(Stored data entries)

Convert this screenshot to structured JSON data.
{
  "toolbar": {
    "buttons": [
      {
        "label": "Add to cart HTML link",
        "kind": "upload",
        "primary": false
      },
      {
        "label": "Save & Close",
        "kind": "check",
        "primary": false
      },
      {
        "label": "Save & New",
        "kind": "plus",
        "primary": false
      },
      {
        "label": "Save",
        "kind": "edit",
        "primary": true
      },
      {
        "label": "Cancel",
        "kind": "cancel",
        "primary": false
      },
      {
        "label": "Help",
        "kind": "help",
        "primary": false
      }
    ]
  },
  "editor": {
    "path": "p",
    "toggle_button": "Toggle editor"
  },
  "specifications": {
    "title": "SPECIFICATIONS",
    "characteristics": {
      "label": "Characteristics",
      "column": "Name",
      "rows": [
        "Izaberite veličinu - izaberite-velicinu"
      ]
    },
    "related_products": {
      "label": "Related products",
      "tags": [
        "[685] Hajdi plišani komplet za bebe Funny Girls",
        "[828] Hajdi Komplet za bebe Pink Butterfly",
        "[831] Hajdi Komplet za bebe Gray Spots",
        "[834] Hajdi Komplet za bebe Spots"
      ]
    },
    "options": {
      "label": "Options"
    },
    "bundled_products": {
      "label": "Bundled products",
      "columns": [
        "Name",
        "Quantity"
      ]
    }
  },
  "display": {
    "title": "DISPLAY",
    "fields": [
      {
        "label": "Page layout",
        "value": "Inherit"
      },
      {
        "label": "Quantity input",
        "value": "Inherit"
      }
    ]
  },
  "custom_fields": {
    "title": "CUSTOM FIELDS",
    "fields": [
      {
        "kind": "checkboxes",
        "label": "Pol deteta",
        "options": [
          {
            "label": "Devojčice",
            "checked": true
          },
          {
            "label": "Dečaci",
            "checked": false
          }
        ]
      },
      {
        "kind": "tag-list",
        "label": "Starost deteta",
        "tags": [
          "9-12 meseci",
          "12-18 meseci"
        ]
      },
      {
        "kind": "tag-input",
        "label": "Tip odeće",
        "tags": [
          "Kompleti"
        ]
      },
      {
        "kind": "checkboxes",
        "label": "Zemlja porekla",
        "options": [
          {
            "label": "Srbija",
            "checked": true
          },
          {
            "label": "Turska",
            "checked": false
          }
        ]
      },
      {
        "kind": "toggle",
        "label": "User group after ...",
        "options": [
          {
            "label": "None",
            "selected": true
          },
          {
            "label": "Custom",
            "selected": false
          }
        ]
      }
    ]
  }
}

EXERCISE AIM:
Type out the material again exactly as presented.

EXERCISE RESULT:
Convert this screenshot to structured JSON data.
{
  "toolbar": {
    "buttons": [
      {
        "label": "Add to cart HTML link",
        "kind": "upload",
        "primary": false
      },
      {
        "label": "Save & Close",
        "kind": "check",
        "primary": false
      },
      {
        "label": "Save & New",
        "kind": "plus",
        "primary": false
      },
      {
        "label": "Save",
        "kind": "edit",
        "primary": true
      },
      {
        "label": "Cancel",
        "kind": "cancel",
        "primary": false
      },
      {
        "label": "Help",
        "kind": "help",
        "primary": false
      }
    ]
  },
  "editor": {
    "path": "p",
    "toggle_button": "Toggle editor"
  },
  "specifications": {
    "title": "SPECIFICATIONS",
    "characteristics": {
      "label": "Characteristics",
      "column": "Name",
      "rows": [
        "Izaberite veličinu - izaberite-velicinu"
      ]
    },
    "related_products": {
      "label": "Related products",
      "tags": [
        "[685] Hajdi plišani komplet za bebe Funny Girls",
        "[828] Hajdi Komplet za bebe Pink Butterfly",
        "[831] Hajdi Komplet za bebe Gray Spots",
        "[834] Hajdi Komplet za bebe Spots"
      ]
    },
    "options": {
      "label": "Options"
    },
    "bundled_products": {
      "label": "Bundled products",
      "columns": [
        "Name",
        "Quantity"
      ]
    }
  },
  "display": {
    "title": "DISPLAY",
    "fields": [
      {
        "label": "Page layout",
        "value": "Inherit"
      },
      {
        "label": "Quantity input",
        "value": "Inherit"
      }
    ]
  },
  "custom_fields": {
    "title": "CUSTOM FIELDS",
    "fields": [
      {
        "kind": "checkboxes",
        "label": "Pol deteta",
        "options": [
          {
            "label": "Devojčice",
            "checked": true
          },
          {
            "label": "Dečaci",
            "checked": false
          }
        ]
      },
      {
        "kind": "tag-list",
        "label": "Starost deteta",
        "tags": [
          "9-12 meseci",
          "12-18 meseci"
        ]
      },
      {
        "kind": "tag-input",
        "label": "Tip odeće",
        "tags": [
          "Kompleti"
        ]
      },
      {
        "kind": "checkboxes",
        "label": "Zemlja porekla",
        "options": [
          {
            "label": "Srbija",
            "checked": true
          },
          {
            "label": "Turska",
            "checked": false
          }
        ]
      },
      {
        "kind": "toggle",
        "label": "User group after ...",
        "options": [
          {
            "label": "None",
            "selected": true
          },
          {
            "label": "Custom",
            "selected": false
          }
        ]
      }
    ]
  }
}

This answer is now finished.